_Documento_:

━━━━

La ruralità? Diventa ricerca di nuova “urbanità”
La lezione cinese per ritrovare contatti effettivamente connessi al recupero del senso della vita incentivato dagli ecosistemi innovativi per il “saper fare”. Non mancano esempi virtuosi anche in provincia di Salerno.

di Pasquale Persico

Come raccontato da Lidia Decandia in riferimento alla Sardegna, il fenomeno è strisciante e comincia ad essere interpretato attraverso un nuovo protagonismo che possiamo considerare endogeno: diplomati e laureati riscoprono attività possibili, invece di essere costretti a partire. Purtroppo le politiche per le aree interne, spesso, non hanno una visione macro sulle cose da fare ed i modelli di governance adottati sono ancora poco efficaci. In Cina, per esempio, la nuova tendenza  vede milioni di cittadini ritornare alle fattorie dei nonni e dei bisnonni per dare vita a una varietà di attività: negozi online, vendite in live streaming e consegne contactless, oltre che modelli evolutivi della nuova urbanità, tutto questo in contesti difficili in termini di libertà e sussidiarietà dal basso.

Il grande ritorno all’agricoltura avrebbe coinvolto, negli ultimi anni, diciannove milioni di cinesi tra i quali migranti, laureati e veterani militari. I dati ripresi sono quelli forniti dal ministero dell’Agricoltura e degli Affari rurali. Lo scorso anno circa dieci milioni di cinesi sono tornati alle aree di campagna per avviare imprese, con un aumento del 19% rispetto all’anno precedente, il livello più elevato degli ultimi anni in qualsiasi altro contesto.

Da noi l’attenzione è ancora spostata sui bacini elettorali metropolitani e lo slogan su cultura e turismo – nelle città d’arte – per lo sviluppo nasconde la possibilità di alcune politiche orizzontali decisive. Non si tratta di trovare lavoro dove si è cresciuti, ma di aprire gli occhi sulle nuove comunità rurali ad urbanità misurabile, dove la sostenibilità è valutata in termini di nuovo modo di contabilizzare i risultati non più in termini di Pil, ma in termini di FiL, Fertilità interna lorda. Oppure con misure che tengano conto del modo in cui spingere verso una nuova cultura ambientale, una nuova cultura sulla socialità e, soprattutto, un modello di governance più legato alla reciprocità ed alla sussidiarietà. Il bilancio sociale per le piccole imprese con un mixage di bilancio di sostenibilità, capace di fare emergere le economie di scopo e di rete, potrebbe aiutare la politica industriale italiana a definire nuovi incentivi a favore delle imprese più connesse al tema proposto, invece dei sussidi a pioggia. Non il vecchio comparaggio agricolo, ancora utile ma residuo, ma un modello che coltivi la società plurale, alla fine dovrebbe emergere. I linguaggi introdotti, sono  imitati dalla nuove iniziative speculative sull’abitare l’urbano nelle città capoluogo, e coltivano visioni di breve periodo.

━━━━

_Richiesta_:
Rispondi in base al documento sulla ruralità:
(a) Quanti cinesi avrebbe coinvolto, negli ultimi anni, il grande ritorno all'agricoltura?
(b) Quale ministero ha fornito i dati ripresi?
(c) Che cosa significa la sigla FiL?

Annotazioni dei riquadri degli elementi:
━━━━

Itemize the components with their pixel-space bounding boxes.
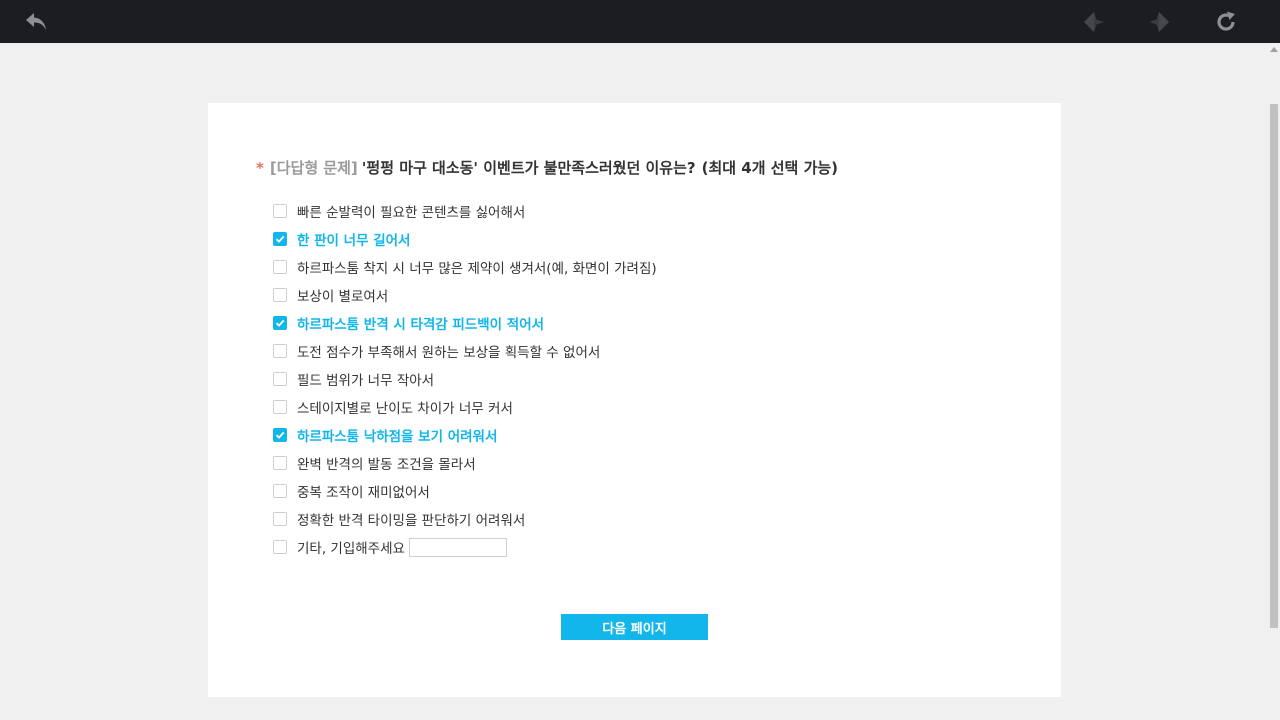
- sparkle-left-icon[interactable]: [1080, 8, 1108, 36]
- option-label: 완벽 반격의 발동 조건을 몰라서: [297, 457, 476, 473]
- option-item[interactable]: 완벽 반격의 발동 조건을 몰라서: [273, 449, 657, 477]
- undo-arrow-icon[interactable]: [23, 8, 51, 36]
- checkbox[interactable]: [273, 484, 287, 498]
- option-item[interactable]: 하르파스툼 반격 시 타격감 피드백이 적어서: [273, 309, 657, 337]
- top-toolbar: [0, 0, 1280, 43]
- option-item[interactable]: 중복 조작이 재미없어서: [273, 477, 657, 505]
- survey-card: * [다답형 문제] '펑펑 마구 대소동' 이벤트가 불만족스러웠던 이유는? (최…: [208, 103, 1061, 697]
- checkbox[interactable]: [273, 372, 287, 386]
- checkbox[interactable]: [273, 512, 287, 526]
- option-label: 도전 점수가 부족해서 원하는 보상을 획득할 수 없어서: [297, 345, 601, 361]
- option-label: 한 판이 너무 길어서: [297, 233, 411, 249]
- option-item[interactable]: 보상이 별로여서: [273, 281, 657, 309]
- check-icon: [275, 319, 285, 327]
- question-text: '펑펑 마구 대소동' 이벤트가 불만족스러웠던 이유는?: [361, 159, 696, 177]
- option-label: 정확한 반격 타이밍을 판단하기 어려워서: [297, 513, 526, 529]
- option-label: 보상이 별로여서: [297, 289, 389, 305]
- question-hint: (최대 4개 선택 가능): [701, 159, 839, 177]
- scroll-up-icon[interactable]: [1270, 47, 1278, 52]
- refresh-icon[interactable]: [1212, 8, 1240, 36]
- option-item[interactable]: 도전 점수가 부족해서 원하는 보상을 획득할 수 없어서: [273, 337, 657, 365]
- checkbox[interactable]: [273, 344, 287, 358]
- option-item[interactable]: 하르파스툼 착지 시 너무 많은 제약이 생겨서(예, 화면이 가려짐): [273, 253, 657, 281]
- other-text-input[interactable]: [408, 537, 507, 557]
- option-item[interactable]: 필드 범위가 너무 작아서: [273, 365, 657, 393]
- checkbox[interactable]: [273, 260, 287, 274]
- required-mark: *: [256, 159, 264, 177]
- checkbox[interactable]: [273, 288, 287, 302]
- checkbox[interactable]: [273, 456, 287, 470]
- scrollbar-thumb[interactable]: [1270, 104, 1278, 628]
- options-list: 빠른 순발력이 필요한 콘텐츠를 싫어해서한 판이 너무 길어서하르파스툼 착지…: [273, 197, 657, 561]
- option-label: 필드 범위가 너무 작아서: [297, 373, 435, 389]
- checkbox[interactable]: [273, 540, 287, 554]
- checkbox[interactable]: [273, 204, 287, 218]
- checkbox-checked[interactable]: [273, 316, 287, 330]
- question-type-tag: [다답형 문제]: [269, 159, 358, 177]
- option-item[interactable]: 한 판이 너무 길어서: [273, 225, 657, 253]
- option-item[interactable]: 스테이지별로 난이도 차이가 너무 커서: [273, 393, 657, 421]
- checkbox-checked[interactable]: [273, 232, 287, 246]
- check-icon: [275, 235, 285, 243]
- option-label: 빠른 순발력이 필요한 콘텐츠를 싫어해서: [297, 205, 526, 221]
- option-item[interactable]: 빠른 순발력이 필요한 콘텐츠를 싫어해서: [273, 197, 657, 225]
- check-icon: [275, 431, 285, 439]
- option-item[interactable]: 기타, 기입해주세요: [273, 533, 657, 561]
- sparkle-right-icon[interactable]: [1145, 8, 1173, 36]
- option-item[interactable]: 정확한 반격 타이밍을 판단하기 어려워서: [273, 505, 657, 533]
- checkbox-checked[interactable]: [273, 428, 287, 442]
- option-label: 하르파스툼 착지 시 너무 많은 제약이 생겨서(예, 화면이 가려짐): [297, 261, 657, 277]
- option-label: 중복 조작이 재미없어서: [297, 485, 430, 501]
- next-page-button[interactable]: 다음 페이지: [561, 614, 708, 640]
- option-label: 하르파스툼 반격 시 타격감 피드백이 적어서: [297, 317, 545, 333]
- option-label: 하르파스툼 낙하점을 보기 어려워서: [297, 429, 498, 445]
- question-title: * [다답형 문제] '펑펑 마구 대소동' 이벤트가 불만족스러웠던 이유는? (최…: [256, 157, 838, 178]
- option-item[interactable]: 하르파스툼 낙하점을 보기 어려워서: [273, 421, 657, 449]
- option-label: 기타, 기입해주세요: [297, 541, 405, 557]
- option-label: 스테이지별로 난이도 차이가 너무 커서: [297, 401, 513, 417]
- checkbox[interactable]: [273, 400, 287, 414]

━━━━

_Risposta_:
(a) Diciannove milioni, tra i quali migranti, laureati e veterani militari.
(b) Il ministero dell'Agricoltura e degli Affari rurali.
(c) Fertilità interna lorda.